--- begin Source material ---

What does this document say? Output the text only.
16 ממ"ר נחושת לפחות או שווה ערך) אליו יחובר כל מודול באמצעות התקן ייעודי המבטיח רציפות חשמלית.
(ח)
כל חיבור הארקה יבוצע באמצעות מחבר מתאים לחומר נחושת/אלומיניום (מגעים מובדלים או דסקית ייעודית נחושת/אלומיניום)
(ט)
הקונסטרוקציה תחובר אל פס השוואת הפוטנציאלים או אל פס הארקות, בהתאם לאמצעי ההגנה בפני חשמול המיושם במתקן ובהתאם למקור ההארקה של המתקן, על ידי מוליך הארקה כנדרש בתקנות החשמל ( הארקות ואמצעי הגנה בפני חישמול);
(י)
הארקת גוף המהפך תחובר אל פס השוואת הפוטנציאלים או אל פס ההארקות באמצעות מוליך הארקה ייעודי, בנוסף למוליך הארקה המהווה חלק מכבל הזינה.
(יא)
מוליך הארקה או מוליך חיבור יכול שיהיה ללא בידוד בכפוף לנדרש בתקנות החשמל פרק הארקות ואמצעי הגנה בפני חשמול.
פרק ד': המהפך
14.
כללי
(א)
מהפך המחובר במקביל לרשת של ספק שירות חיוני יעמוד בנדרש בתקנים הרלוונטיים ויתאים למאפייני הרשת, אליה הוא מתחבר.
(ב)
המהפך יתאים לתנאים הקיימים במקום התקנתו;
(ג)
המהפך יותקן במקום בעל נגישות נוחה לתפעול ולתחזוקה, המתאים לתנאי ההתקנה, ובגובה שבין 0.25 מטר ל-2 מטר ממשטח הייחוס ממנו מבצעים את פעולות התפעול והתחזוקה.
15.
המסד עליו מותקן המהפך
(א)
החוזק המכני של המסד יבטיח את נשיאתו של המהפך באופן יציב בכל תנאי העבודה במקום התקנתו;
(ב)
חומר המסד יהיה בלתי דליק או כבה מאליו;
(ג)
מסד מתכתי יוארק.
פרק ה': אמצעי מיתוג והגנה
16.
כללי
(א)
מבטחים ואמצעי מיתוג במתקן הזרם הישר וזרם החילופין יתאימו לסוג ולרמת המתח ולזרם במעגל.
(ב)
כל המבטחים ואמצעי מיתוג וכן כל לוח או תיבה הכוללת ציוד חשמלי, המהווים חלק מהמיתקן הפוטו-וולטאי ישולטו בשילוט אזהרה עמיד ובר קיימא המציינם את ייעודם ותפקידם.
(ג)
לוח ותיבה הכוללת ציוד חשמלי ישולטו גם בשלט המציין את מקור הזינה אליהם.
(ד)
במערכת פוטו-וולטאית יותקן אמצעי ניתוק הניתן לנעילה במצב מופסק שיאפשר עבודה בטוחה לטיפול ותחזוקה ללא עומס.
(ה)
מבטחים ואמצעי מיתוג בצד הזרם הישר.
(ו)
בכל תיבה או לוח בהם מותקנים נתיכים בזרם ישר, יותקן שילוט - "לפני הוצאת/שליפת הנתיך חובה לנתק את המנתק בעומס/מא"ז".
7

--- end Source material ---

## What you should do
Write out the material exactly as given.

## Completed task
What does this document say? Output the text only.
16 ממ"ר נחושת לפחות או שווה ערך) אליו יחובר כל מודול באמצעות התקן ייעודי המבטיח רציפות חשמלית.
(ח)
כל חיבור הארקה יבוצע באמצעות מחבר מתאים לחומר נחושת/אלומיניום (מגעים מובדלים או דסקית ייעודית נחושת/אלומיניום)
(ט)
הקונסטרוקציה תחובר אל פס השוואת הפוטנציאלים או אל פס הארקות, בהתאם לאמצעי ההגנה בפני חשמול המיושם במתקן ובהתאם למקור ההארקה של המתקן, על ידי מוליך הארקה כנדרש בתקנות החשמל ( הארקות ואמצעי הגנה בפני חישמול);
(י)
הארקת גוף המהפך תחובר אל פס השוואת הפוטנציאלים או אל פס ההארקות באמצעות מוליך הארקה ייעודי, בנוסף למוליך הארקה המהווה חלק מכבל הזינה.
(יא)
מוליך הארקה או מוליך חיבור יכול שיהיה ללא בידוד בכפוף לנדרש בתקנות החשמל פרק הארקות ואמצעי הגנה בפני חשמול.
פרק ד': המהפך
14.
כללי
(א)
מהפך המחובר במקביל לרשת של ספק שירות חיוני יעמוד בנדרש בתקנים הרלוונטיים ויתאים למאפייני הרשת, אליה הוא מתחבר.
(ב)
המהפך יתאים לתנאים הקיימים במקום התקנתו;
(ג)
המהפך יותקן במקום בעל נגישות נוחה לתפעול ולתחזוקה, המתאים לתנאי ההתקנה, ובגובה שבין 0.25 מטר ל-2 מטר ממשטח הייחוס ממנו מבצעים את פעולות התפעול והתחזוקה.
15.
המסד עליו מותקן המהפך
(א)
החוזק המכני של המסד יבטיח את נשיאתו של המהפך באופן יציב בכל תנאי העבודה במקום התקנתו;
(ב)
חומר המסד יהיה בלתי דליק או כבה מאליו;
(ג)
מסד מתכתי יוארק.
פרק ה': אמצעי מיתוג והגנה
16.
כללי
(א)
מבטחים ואמצעי מיתוג במתקן הזרם הישר וזרם החילופין יתאימו לסוג ולרמת המתח ולזרם במעגל.
(ב)
כל המבטחים ואמצעי מיתוג וכן כל לוח או תיבה הכוללת ציוד חשמלי, המהווים חלק מהמיתקן הפוטו-וולטאי ישולטו בשילוט אזהרה עמיד ובר קיימא המציינם את ייעודם ותפקידם.
(ג)
לוח ותיבה הכוללת ציוד חשמלי ישולטו גם בשלט המציין את מקור הזינה אליהם.
(ד)
במערכת פוטו-וולטאית יותקן אמצעי ניתוק הניתן לנעילה במצב מופסק שיאפשר עבודה בטוחה לטיפול ותחזוקה ללא עומס.
(ה)
מבטחים ואמצעי מיתוג בצד הזרם הישר.
(ו)
בכל תיבה או לוח בהם מותקנים נתיכים בזרם ישר, יותקן שילוט - "לפני הוצאת/שליפת הנתיך חובה לנתק את המנתק בעומס/מא"ז".
7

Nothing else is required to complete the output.